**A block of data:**
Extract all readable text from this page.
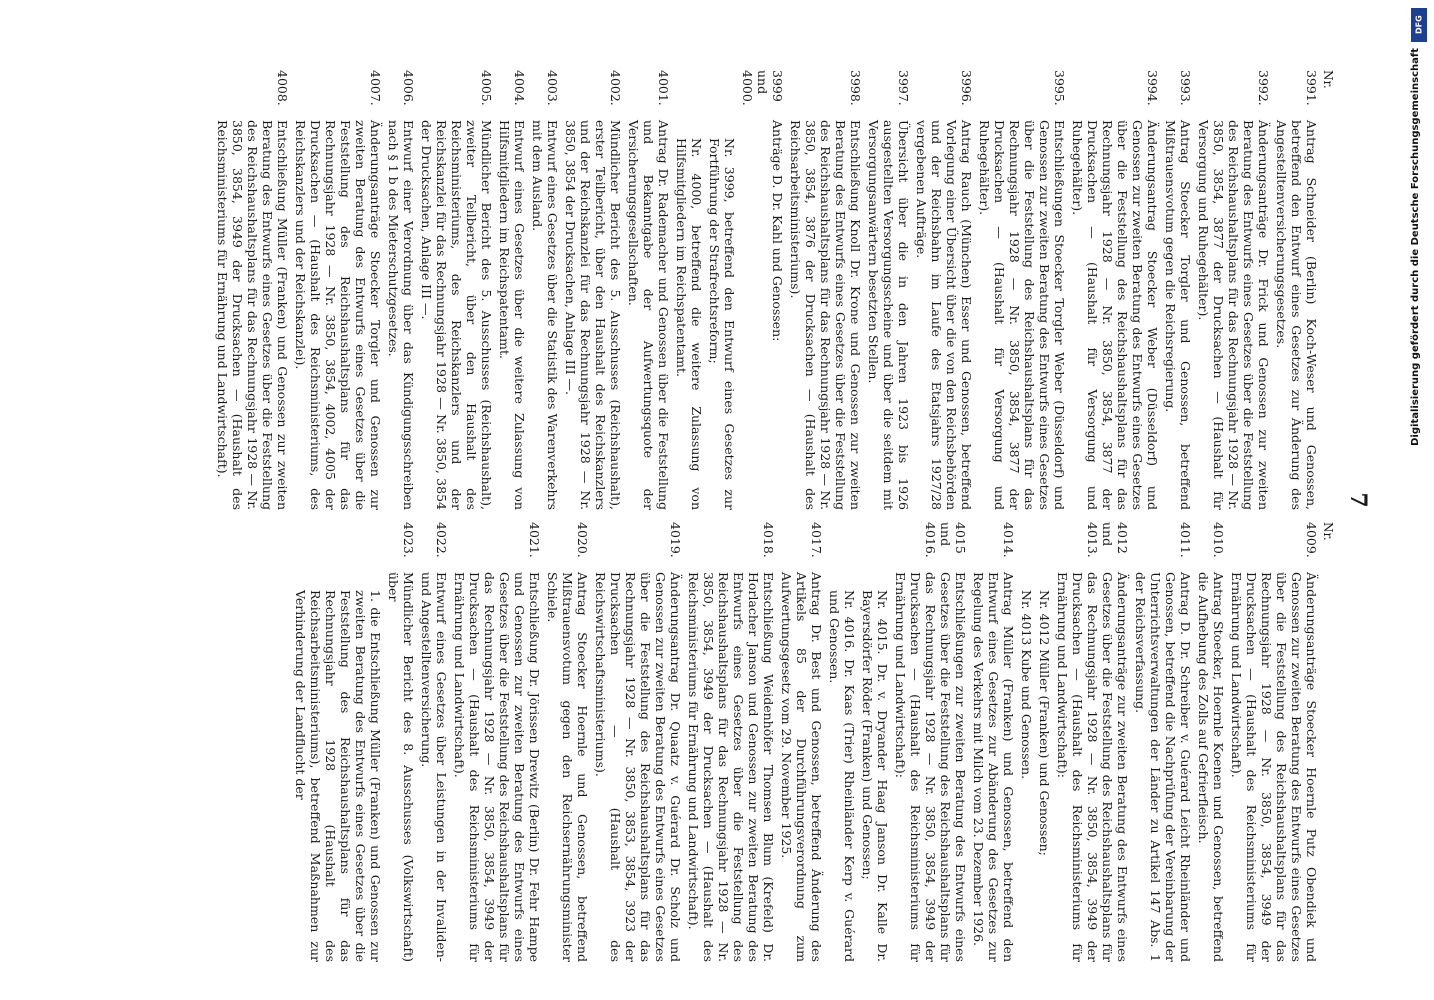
7
Nr.
3991.
Antrag Schneider (Berlin) Koch-Weser und Genossen, betreffend den Entwurf eines Gesetzes zur Änderung des Angestelltenversicherungsgesetzes.
3992.
Änderungsanträge Dr. Frick und Genossen zur zweiten Beratung des Entwurfs eines Gesetzes über die Feststellung des Reichshaushaltsplans für das Rechnungsjahr 1928 — Nr. 3850, 3854, 3877 der Drucksachen — (Haushalt für Versorgung und Ruhegehälter).
3993.
Antrag Stoecker Torgler und Genossen, betreffend Mißtrauensvotum gegen die Reichsregierung.
3994.
Änderungsantrag Stoecker Weber (Düsseldorf) und Genossen zur zweiten Beratung des Entwurfs eines Gesetzes über die Feststellung des Reichshaushaltsplans für das Rechnungsjahr 1928 — Nr. 3850, 3854, 3877 der Drucksachen — (Haushalt für Versorgung und Ruhegehälter).
3995.
Entschließungen Stoecker Torgler Weber (Düsseldorf) und Genossen zur zweiten Beratung des Entwurfs eines Gesetzes über die Feststellung des Reichshaushaltsplans für das Rechnungsjahr 1928 — Nr. 3850, 3854, 3877 der Drucksachen — (Haushalt für Versorgung und Ruhegehälter).
3996.
Antrag Rauch (München) Esser und Genossen, betreffend Vorlegung einer Übersicht über die von den Reichsbehörden und der Reichsbahn im Laufe des Etatsjahrs 1927/28 vergebenen Aufträge.
3997.
Übersicht über die in den Jahren 1923 bis 1926 ausgestellten Versorgungsscheine und über die seitdem mit Versorgungsanwärtern besetzten Stellen.
3998.
Entschließung Knoll Dr. Krone und Genossen zur zweiten Beratung des Entwurfs eines Gesetzes über die Feststellung des Reichshaushaltsplans für das Rechnungsjahr 1928 — Nr. 3850, 3854, 3876 der Drucksachen — (Haushalt des Reichsarbeitsministeriums).
3999 und 4000.
Anträge D. Dr. Kahl und Genossen:
Nr. 3999, betreffend den Entwurf eines Gesetzes zur Fortführung der Strafrechtsreform;
Nr. 4000, betreffend die weitere Zulassung von Hilfsmitgliedern im Reichspatentamt.
4001.
Antrag Dr. Rademacher und Genossen über die Feststellung und Bekanntgabe der Aufwertungsquote der Versicherungsgesellschaften.
4002.
Mündlicher Bericht des 5. Ausschusses (Reichshaushalt), erster Teilbericht, über den Haushalt des Reichskanzlers und der Reichskanzlei für das Rechnungsjahr 1928 — Nr. 3850, 3854 der Drucksachen, Anlage III —.
4003.
Entwurf eines Gesetzes über die Statistik des Warenverkehrs mit dem Ausland.
4004.
Entwurf eines Gesetzes über die weitere Zulassung von Hilfsmitgliedern im Reichspatentamt.
4005.
Mündlicher Bericht des 5. Ausschusses (Reichshaushalt), zweiter Teilbericht, über den Haushalt des Reichsministeriums, des Reichskanzlers und der Reichskanzlei für das Rechnungsjahr 1928 — Nr. 3850, 3854 der Drucksachen, Anlage III —.
4006.
Entwurf einer Verordnung über das Kündigungsschreiben nach § 1 b des Mieterschutzgesetzes.
4007.
Änderungsanträge Stoecker Torgler und Genossen zur zweiten Beratung des Entwurfs eines Gesetzes über die Feststellung des Reichshaushaltsplans für das Rechnungsjahr 1928 — Nr. 3850, 3854, 4002, 4005 der Drucksachen — (Haushalt des Reichsministeriums, des Reichskanzlers und der Reichskanzlei).
4008.
Entschließung Müller (Franken) und Genossen zur zweiten Beratung des Entwurfs eines Gesetzes über die Feststellung des Reichshaushaltsplans für das Rechnungsjahr 1928 — Nr. 3850, 3854, 3949 der Drucksachen — (Haushalt des Reichsministeriums für Ernährung und Landwirtschaft).
Nr.
4009.
Änderungsanträge Stoecker Hoernle Putz Obendiek und Genossen zur zweiten Beratung des Entwurfs eines Gesetzes über die Feststellung des Reichshaushaltsplans für das Rechnungsjahr 1928 — Nr. 3850, 3854, 3949 der Drucksachen — (Haushalt des Reichsministeriums für Ernährung und Landwirtschaft).
4010.
Antrag Stoecker, Hoernle Koenen und Genossen, betreffend die Aufhebung des Zolls auf Gefrierfleisch.
4011.
Antrag D. Dr. Schreiber v. Guérard Leicht Rheinländer und Genossen, betreffend die Nachprüfung der Vereinbarung der Unterrichtsverwaltungen der Länder zu Artikel 147 Abs. 1 der Reichsverfassung.
4012 und 4013.
Änderungsanträge zur zweiten Beratung des Entwurfs eines Gesetzes über die Feststellung des Reichshaushaltsplans für das Rechnungsjahr 1928 — Nr. 3850, 3854, 3949 der Drucksachen — (Haushalt des Reichsministeriums für Ernährung und Landwirtschaft):
Nr. 4012 Müller (Franken) und Genossen;
Nr. 4013 Kube und Genossen.
4014.
Antrag Müller (Franken) und Genossen, betreffend den Entwurf eines Gesetzes zur Abänderung des Gesetzes zur Regelung des Verkehrs mit Milch vom 23. Dezember 1926.
4015 und 4016.
Entschließungen zur zweiten Beratung des Entwurfs eines Gesetzes über die Feststellung des Reichshaushaltsplans für das Rechnungsjahr 1928 — Nr. 3850, 3854, 3949 der Drucksachen — (Haushalt des Reichsministeriums für Ernährung und Landwirtschaft):
Nr. 4015. Dr. v. Dryander Haag Janson Dr. Kalle Dr. Bayersdörfer Röder (Franken) und Genossen;
Nr. 4016. Dr. Kaas (Trier) Rheinländer Kerp v. Guérard und Genossen.
4017.
Antrag Dr. Best und Genossen, betreffend Änderung des Artikels 85 der Durchführungsverordnung zum Aufwertungsgesetz vom 29. November 1925.
4018.
Entschließung Weidenhöfer Thomsen Blum (Krefeld) Dr. Horlacher Janson und Genossen zur zweiten Beratung des Entwurfs eines Gesetzes über die Feststellung des Reichshaushaltsplans für das Rechnungsjahr 1928 — Nr. 3850, 3854, 3949 der Drucksachen — (Haushalt des Reichsministeriums für Ernährung und Landwirtschaft).
4019.
Änderungsantrag Dr. Quaatz v. Guérard Dr. Scholz und Genossen zur zweiten Beratung des Entwurfs eines Gesetzes über die Feststellung des Reichshaushaltsplans für das Rechnungsjahr 1928 — Nr. 3850, 3853, 3854, 3923 der Drucksachen — (Haushalt des Reichswirtschaftsministeriums).
4020.
Antrag Stoecker Hoernle und Genossen, betreffend Mißtrauensvotum gegen den Reichsernährungsminister Schiele.
4021.
Entschließung Dr. Jörissen Drewitz (Berlin) Dr. Fehr Hampe und Genossen zur zweiten Beratung des Entwurfs eines Gesetzes über die Feststellung des Reichshaushaltsplans für das Rechnungsjahr 1928 — Nr. 3850, 3854, 3949 der Drucksachen — (Haushalt des Reichsministeriums für Ernährung und Landwirtschaft).
4022.
Entwurf eines Gesetzes über Leistungen in der Invaliden- und Angestelltenversicherung.
4023.
Mündlicher Bericht des 8. Ausschusses (Volkswirtschaft) über
1. die Entschließung Müller (Franken) und Genossen zur zweiten Beratung des Entwurfs eines Gesetzes über die Feststellung des Reichshaushaltsplans für das Rechnungsjahr 1928 (Haushalt des Reichsarbeitsministeriums), betreffend Maßnahmen zur Verhinderung der Landflucht der
DFG
Digitalisierung gefördert durch die Deutsche Forschungsgemeinschaft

**Written problem:**
Within the listing above, copy each line that has the string "Ausschusses".

**Result below:**
Mündlicher Bericht des 5. Ausschusses (Reichshaushalt), erster Teilbericht, über den Haushalt des Reichskanzlers und der Reichskanzlei für das Rechnungsjahr 1928 — Nr. 3850, 3854 der Drucksachen, Anlage III —.
Mündlicher Bericht des 5. Ausschusses (Reichshaushalt), zweiter Teilbericht, über den Haushalt des Reichsministeriums, des Reichskanzlers und der Reichskanzlei für das Rechnungsjahr 1928 — Nr. 3850, 3854 der Drucksachen, Anlage III —.
Mündlicher Bericht des 8. Ausschusses (Volkswirtschaft) über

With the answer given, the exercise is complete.